━━━ DATA SUPPLIED ━━━

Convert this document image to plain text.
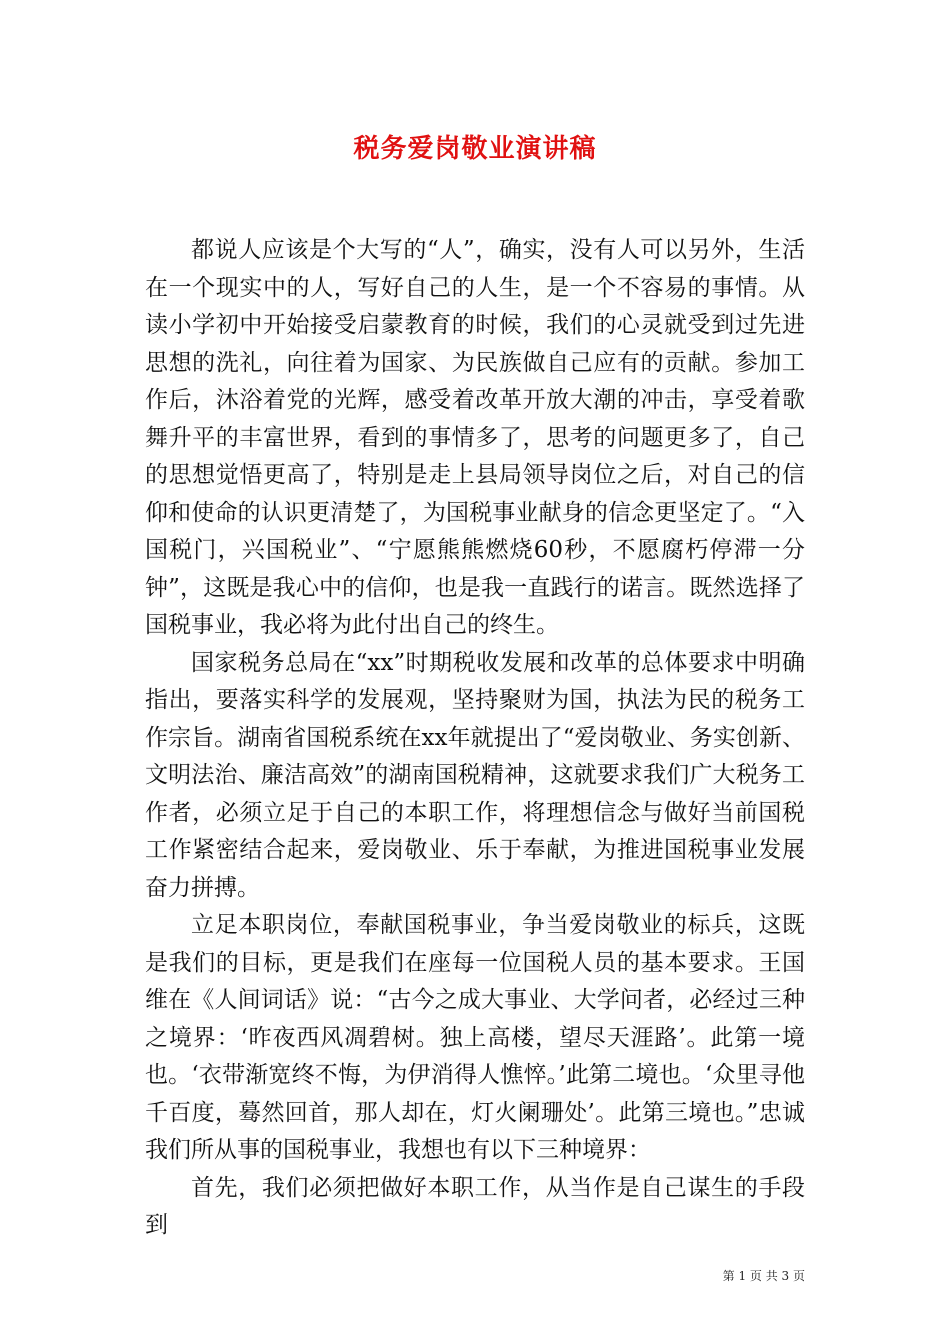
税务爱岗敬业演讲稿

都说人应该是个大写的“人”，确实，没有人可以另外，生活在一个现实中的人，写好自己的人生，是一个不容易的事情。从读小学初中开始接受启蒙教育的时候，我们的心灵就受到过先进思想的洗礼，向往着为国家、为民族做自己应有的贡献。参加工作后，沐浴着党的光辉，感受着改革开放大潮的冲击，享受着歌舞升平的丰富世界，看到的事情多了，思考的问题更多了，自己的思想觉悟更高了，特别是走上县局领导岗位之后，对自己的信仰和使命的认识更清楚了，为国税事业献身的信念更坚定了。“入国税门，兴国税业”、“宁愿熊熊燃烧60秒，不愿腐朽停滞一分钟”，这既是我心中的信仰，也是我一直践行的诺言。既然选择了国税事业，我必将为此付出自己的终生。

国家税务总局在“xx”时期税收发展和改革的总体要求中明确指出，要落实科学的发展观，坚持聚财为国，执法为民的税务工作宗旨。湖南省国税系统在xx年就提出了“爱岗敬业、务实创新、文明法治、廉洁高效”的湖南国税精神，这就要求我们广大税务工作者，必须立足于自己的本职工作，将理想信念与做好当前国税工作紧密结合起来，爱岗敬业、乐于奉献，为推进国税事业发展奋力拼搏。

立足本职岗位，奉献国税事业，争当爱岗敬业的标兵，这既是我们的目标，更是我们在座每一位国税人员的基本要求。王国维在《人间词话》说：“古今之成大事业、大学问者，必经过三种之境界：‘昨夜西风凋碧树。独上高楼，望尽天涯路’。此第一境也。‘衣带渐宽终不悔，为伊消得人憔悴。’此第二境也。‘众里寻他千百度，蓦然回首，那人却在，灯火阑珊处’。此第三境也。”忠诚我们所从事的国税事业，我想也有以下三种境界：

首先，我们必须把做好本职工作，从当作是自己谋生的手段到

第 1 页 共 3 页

━━━
━━━ DATA SUPPLIED ━━━

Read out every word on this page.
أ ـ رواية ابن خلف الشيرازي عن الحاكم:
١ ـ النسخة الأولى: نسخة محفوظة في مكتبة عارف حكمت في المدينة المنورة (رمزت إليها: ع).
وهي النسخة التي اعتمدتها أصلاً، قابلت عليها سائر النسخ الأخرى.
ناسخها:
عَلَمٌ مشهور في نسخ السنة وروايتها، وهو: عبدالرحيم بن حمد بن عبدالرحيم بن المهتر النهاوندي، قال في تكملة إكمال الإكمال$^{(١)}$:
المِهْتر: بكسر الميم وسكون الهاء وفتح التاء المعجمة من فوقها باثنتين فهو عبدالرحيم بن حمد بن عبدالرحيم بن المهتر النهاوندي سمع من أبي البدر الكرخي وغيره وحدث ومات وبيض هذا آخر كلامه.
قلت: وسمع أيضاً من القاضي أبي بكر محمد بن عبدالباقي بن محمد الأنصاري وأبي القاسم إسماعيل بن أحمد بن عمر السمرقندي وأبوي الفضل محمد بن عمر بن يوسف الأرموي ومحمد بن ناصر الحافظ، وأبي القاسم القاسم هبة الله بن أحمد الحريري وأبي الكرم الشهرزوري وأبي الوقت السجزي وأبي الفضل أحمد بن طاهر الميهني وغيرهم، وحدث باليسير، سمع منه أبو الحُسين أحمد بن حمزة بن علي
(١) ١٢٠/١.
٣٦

━━━

**PROBLEM STATEMENT**
Every line containing the string "this" must be listed.

**TASK SOLUTION**
Convert this document image to plain text.
Read out every word on this page.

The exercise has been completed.